What is asked: Copy each line below in which the word "Graph" occurs.

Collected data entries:
----

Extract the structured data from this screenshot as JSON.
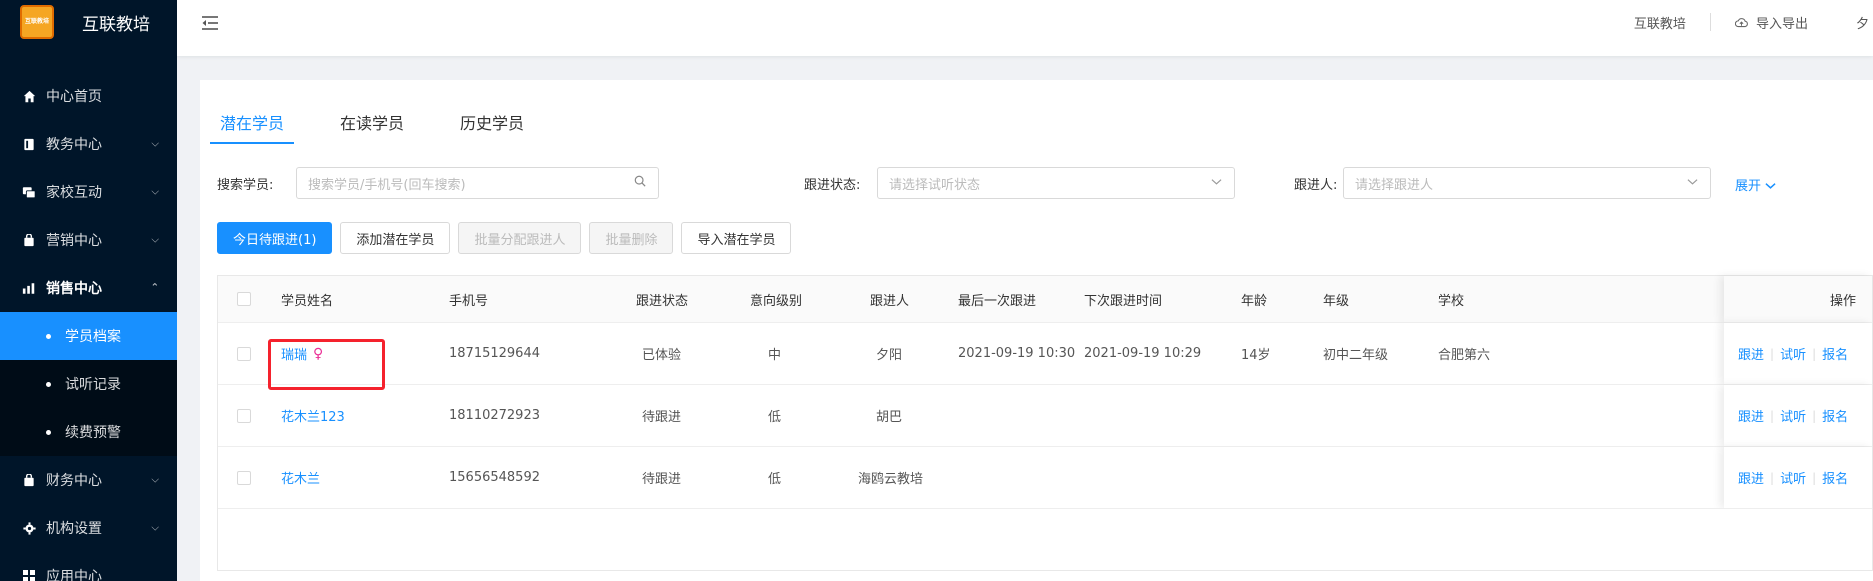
{
  "app": {
    "brand_name": "互联教培",
    "logo_text": "互联教培"
  },
  "sidebar": {
    "items": [
      {
        "label": "中心首页",
        "icon": "home-icon"
      },
      {
        "label": "教务中心",
        "icon": "book-icon"
      },
      {
        "label": "家校互动",
        "icon": "chat-icon"
      },
      {
        "label": "营销中心",
        "icon": "bag-icon"
      },
      {
        "label": "销售中心",
        "icon": "sales-icon"
      },
      {
        "label": "财务中心",
        "icon": "wallet-icon"
      },
      {
        "label": "机构设置",
        "icon": "gear-icon"
      },
      {
        "label": "应用中心",
        "icon": "grid-icon"
      }
    ],
    "sub_items": [
      {
        "label": "学员档案"
      },
      {
        "label": "试听记录"
      },
      {
        "label": "续费预警"
      }
    ]
  },
  "header": {
    "org_name": "互联教培",
    "import_export": "导入导出",
    "truncated": "夕"
  },
  "tabs": [
    {
      "label": "潜在学员",
      "active": true
    },
    {
      "label": "在读学员",
      "active": false
    },
    {
      "label": "历史学员",
      "active": false
    }
  ],
  "filters": {
    "search_label": "搜索学员:",
    "search_placeholder": "搜索学员/手机号(回车搜索)",
    "status_label": "跟进状态:",
    "status_placeholder": "请选择试听状态",
    "follower_label": "跟进人:",
    "follower_placeholder": "请选择跟进人",
    "expand_label": "展开"
  },
  "actions": {
    "today_follow": "今日待跟进(1)",
    "add_potential": "添加潜在学员",
    "batch_assign": "批量分配跟进人",
    "batch_delete": "批量删除",
    "import_potential": "导入潜在学员"
  },
  "table": {
    "headers": {
      "name": "学员姓名",
      "phone": "手机号",
      "status": "跟进状态",
      "intent": "意向级别",
      "follower": "跟进人",
      "last_follow": "最后一次跟进",
      "next_follow": "下次跟进时间",
      "age": "年龄",
      "grade": "年级",
      "school": "学校",
      "ops": "操作"
    },
    "rows": [
      {
        "name": "瑞瑞",
        "gender": "♀",
        "phone": "18715129644",
        "status": "已体验",
        "intent": "中",
        "follower": "夕阳",
        "last_follow": "2021-09-19 10:30",
        "next_follow": "2021-09-19 10:29",
        "age": "14岁",
        "grade": "初中二年级",
        "school": "合肥第六"
      },
      {
        "name": "花木兰123",
        "gender": "",
        "phone": "18110272923",
        "status": "待跟进",
        "intent": "低",
        "follower": "胡巴",
        "last_follow": "",
        "next_follow": "",
        "age": "",
        "grade": "",
        "school": ""
      },
      {
        "name": "花木兰",
        "gender": "",
        "phone": "15656548592",
        "status": "待跟进",
        "intent": "低",
        "follower": "海鸥云教培",
        "last_follow": "",
        "next_follow": "",
        "age": "",
        "grade": "",
        "school": ""
      }
    ],
    "op_links": {
      "follow": "跟进",
      "trial": "试听",
      "enroll": "报名"
    }
  },
  "colors": {
    "primary": "#1890ff",
    "sidebar_bg": "#001529",
    "highlight": "#f5222d",
    "female": "#eb2f96"
  }
}
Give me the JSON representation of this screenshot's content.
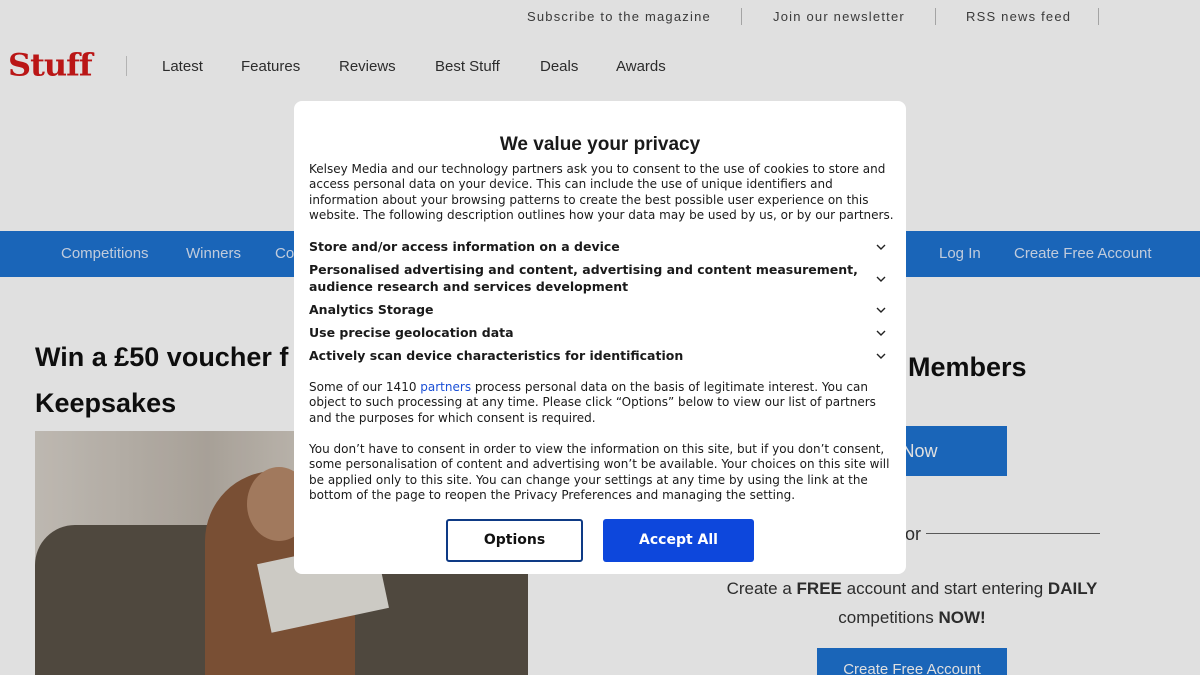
{
  "topbar": {
    "links": [
      "Subscribe to the magazine",
      "Join our newsletter",
      "RSS news feed"
    ]
  },
  "header": {
    "logo_text": "Stuff",
    "nav": [
      "Latest",
      "Features",
      "Reviews",
      "Best Stuff",
      "Deals",
      "Awards"
    ]
  },
  "subnav": {
    "left": [
      "Competitions",
      "Winners",
      "Co"
    ],
    "right": [
      "Log In",
      "Create Free Account"
    ]
  },
  "main": {
    "headline_line1": "Win a £50 voucher f",
    "headline_line2": "Keepsakes"
  },
  "sidebar": {
    "heading": "Members",
    "join_button": "n Now",
    "or_text": "or",
    "create_text_parts": [
      "Create a ",
      "FREE",
      " account and start entering ",
      "DAILY",
      " competitions ",
      "NOW!"
    ],
    "create_button": "Create Free Account"
  },
  "consent": {
    "title": "We value your privacy",
    "intro": "Kelsey Media and our technology partners ask you to consent to the use of cookies to store and access personal data on your device. This can include the use of unique identifiers and information about your browsing patterns to create the best possible user experience on this website. The following description outlines how your data may be used by us, or by our partners.",
    "purposes": [
      "Store and/or access information on a device",
      "Personalised advertising and content, advertising and content measurement, audience research and services development",
      "Analytics Storage",
      "Use precise geolocation data",
      "Actively scan device characteristics for identification"
    ],
    "legit_before": "Some of our 1410 ",
    "legit_link": "partners",
    "legit_after": " process personal data on the basis of legitimate interest. You can object to such processing at any time. Please click “Options” below to view our list of partners and the purposes for which consent is required.",
    "no_consent": "You don’t have to consent in order to view the information on this site, but if you don’t consent, some personalisation of content and advertising won’t be available. Your choices on this site will be applied only to this site. You can change your settings at any time by using the link at the bottom of the page to reopen the Privacy Preferences and managing the setting.",
    "options_label": "Options",
    "accept_label": "Accept All"
  },
  "icons": {
    "purpose_toggle": "chevron-down-icon"
  },
  "colors": {
    "brand_red": "#d41a1a",
    "subnav_blue": "#1e73d2",
    "accept_blue": "#0d47dc",
    "options_border": "#0e3a85"
  }
}
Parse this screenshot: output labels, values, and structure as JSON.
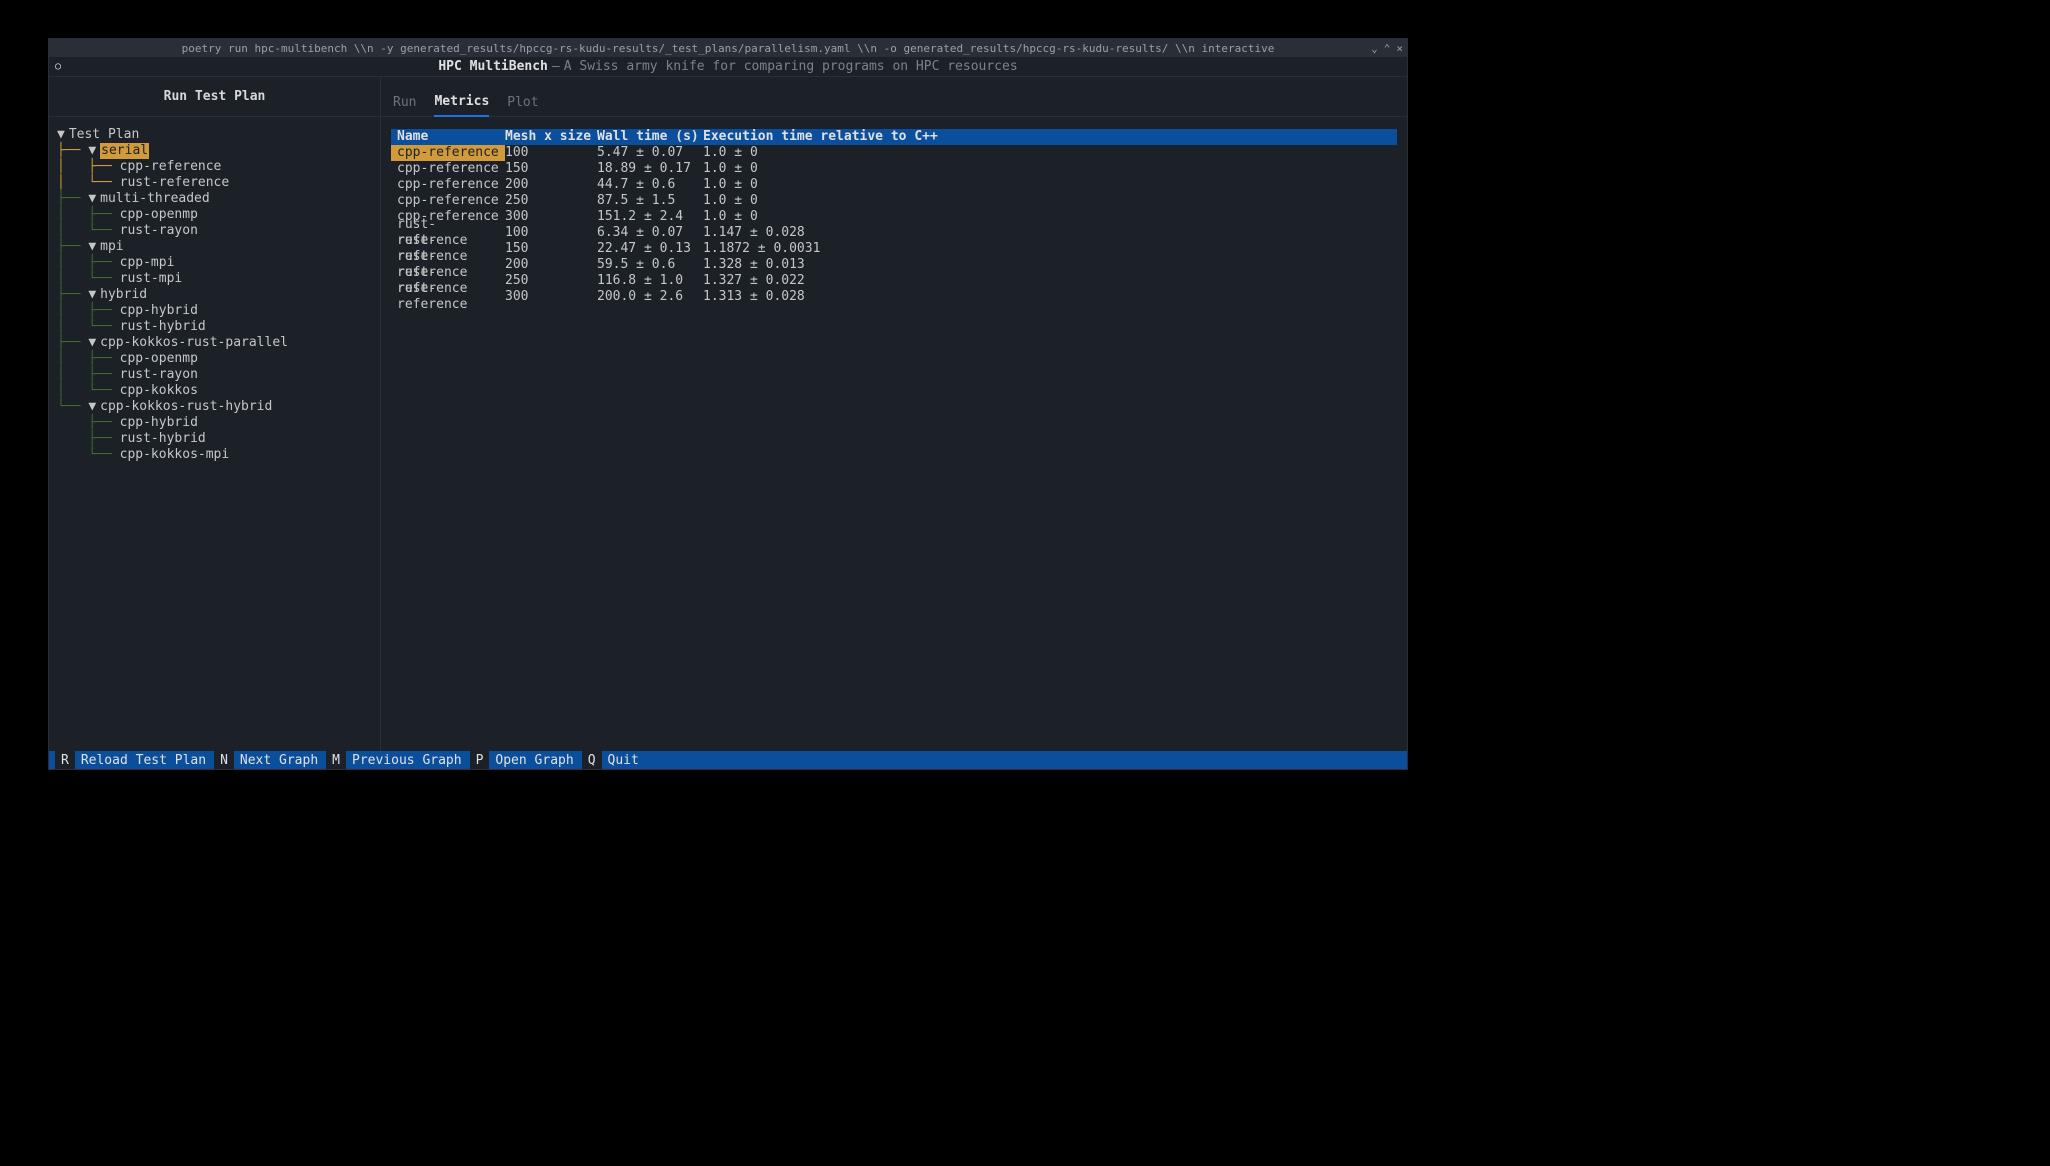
{
  "window": {
    "title": "poetry run hpc-multibench \\\\n -y generated_results/hpccg-rs-kudu-results/_test_plans/parallelism.yaml \\\\n -o generated_results/hpccg-rs-kudu-results/ \\\\n interactive",
    "controls": {
      "min": "⌄",
      "max": "⌃",
      "close": "×"
    }
  },
  "appbar": {
    "spinner": "○",
    "title": "HPC MultiBench",
    "sep": "—",
    "subtitle": "A Swiss army knife for comparing programs on HPC resources"
  },
  "sidebar": {
    "title": "Run Test Plan",
    "tree": [
      {
        "prefix": "",
        "caret": "▼",
        "label": "Test Plan",
        "selected": false,
        "prefix_hl": false
      },
      {
        "prefix": "├── ",
        "caret": "▼",
        "label": "serial",
        "selected": true,
        "prefix_hl": true
      },
      {
        "prefix": "│   ├── ",
        "caret": "",
        "label": "cpp-reference",
        "selected": false,
        "prefix_hl": true
      },
      {
        "prefix": "│   └── ",
        "caret": "",
        "label": "rust-reference",
        "selected": false,
        "prefix_hl": true
      },
      {
        "prefix": "├── ",
        "caret": "▼",
        "label": "multi-threaded",
        "selected": false,
        "prefix_hl": false
      },
      {
        "prefix": "│   ├── ",
        "caret": "",
        "label": "cpp-openmp",
        "selected": false,
        "prefix_hl": false
      },
      {
        "prefix": "│   └── ",
        "caret": "",
        "label": "rust-rayon",
        "selected": false,
        "prefix_hl": false
      },
      {
        "prefix": "├── ",
        "caret": "▼",
        "label": "mpi",
        "selected": false,
        "prefix_hl": false
      },
      {
        "prefix": "│   ├── ",
        "caret": "",
        "label": "cpp-mpi",
        "selected": false,
        "prefix_hl": false
      },
      {
        "prefix": "│   └── ",
        "caret": "",
        "label": "rust-mpi",
        "selected": false,
        "prefix_hl": false
      },
      {
        "prefix": "├── ",
        "caret": "▼",
        "label": "hybrid",
        "selected": false,
        "prefix_hl": false
      },
      {
        "prefix": "│   ├── ",
        "caret": "",
        "label": "cpp-hybrid",
        "selected": false,
        "prefix_hl": false
      },
      {
        "prefix": "│   └── ",
        "caret": "",
        "label": "rust-hybrid",
        "selected": false,
        "prefix_hl": false
      },
      {
        "prefix": "├── ",
        "caret": "▼",
        "label": "cpp-kokkos-rust-parallel",
        "selected": false,
        "prefix_hl": false
      },
      {
        "prefix": "│   ├── ",
        "caret": "",
        "label": "cpp-openmp",
        "selected": false,
        "prefix_hl": false
      },
      {
        "prefix": "│   ├── ",
        "caret": "",
        "label": "rust-rayon",
        "selected": false,
        "prefix_hl": false
      },
      {
        "prefix": "│   └── ",
        "caret": "",
        "label": "cpp-kokkos",
        "selected": false,
        "prefix_hl": false
      },
      {
        "prefix": "└── ",
        "caret": "▼",
        "label": "cpp-kokkos-rust-hybrid",
        "selected": false,
        "prefix_hl": false
      },
      {
        "prefix": "    ├── ",
        "caret": "",
        "label": "cpp-hybrid",
        "selected": false,
        "prefix_hl": false
      },
      {
        "prefix": "    ├── ",
        "caret": "",
        "label": "rust-hybrid",
        "selected": false,
        "prefix_hl": false
      },
      {
        "prefix": "    └── ",
        "caret": "",
        "label": "cpp-kokkos-mpi",
        "selected": false,
        "prefix_hl": false
      }
    ]
  },
  "tabs": [
    {
      "label": "Run",
      "active": false
    },
    {
      "label": "Metrics",
      "active": true
    },
    {
      "label": "Plot",
      "active": false
    }
  ],
  "table": {
    "headers": [
      "Name",
      "Mesh x size",
      "Wall time (s)",
      "Execution time relative to C++"
    ],
    "rows": [
      {
        "c": [
          "cpp-reference",
          "100",
          "5.47 ± 0.07",
          "1.0 ± 0"
        ],
        "selected": true
      },
      {
        "c": [
          "cpp-reference",
          "150",
          "18.89 ± 0.17",
          "1.0 ± 0"
        ],
        "selected": false
      },
      {
        "c": [
          "cpp-reference",
          "200",
          "44.7 ± 0.6",
          "1.0 ± 0"
        ],
        "selected": false
      },
      {
        "c": [
          "cpp-reference",
          "250",
          "87.5 ± 1.5",
          "1.0 ± 0"
        ],
        "selected": false
      },
      {
        "c": [
          "cpp-reference",
          "300",
          "151.2 ± 2.4",
          "1.0 ± 0"
        ],
        "selected": false
      },
      {
        "c": [
          "rust-reference",
          "100",
          "6.34 ± 0.07",
          "1.147 ± 0.028"
        ],
        "selected": false
      },
      {
        "c": [
          "rust-reference",
          "150",
          "22.47 ± 0.13",
          "1.1872 ± 0.0031"
        ],
        "selected": false
      },
      {
        "c": [
          "rust-reference",
          "200",
          "59.5 ± 0.6",
          "1.328 ± 0.013"
        ],
        "selected": false
      },
      {
        "c": [
          "rust-reference",
          "250",
          "116.8 ± 1.0",
          "1.327 ± 0.022"
        ],
        "selected": false
      },
      {
        "c": [
          "rust-reference",
          "300",
          "200.0 ± 2.6",
          "1.313 ± 0.028"
        ],
        "selected": false
      }
    ]
  },
  "statusbar": [
    {
      "key": "R",
      "label": "Reload Test Plan"
    },
    {
      "key": "N",
      "label": "Next Graph"
    },
    {
      "key": "M",
      "label": "Previous Graph"
    },
    {
      "key": "P",
      "label": "Open Graph"
    },
    {
      "key": "Q",
      "label": "Quit"
    }
  ]
}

----

Reply to the task:
      "label": "Next Graph"
      "label": "Previous Graph"
      "label": "Open Graph"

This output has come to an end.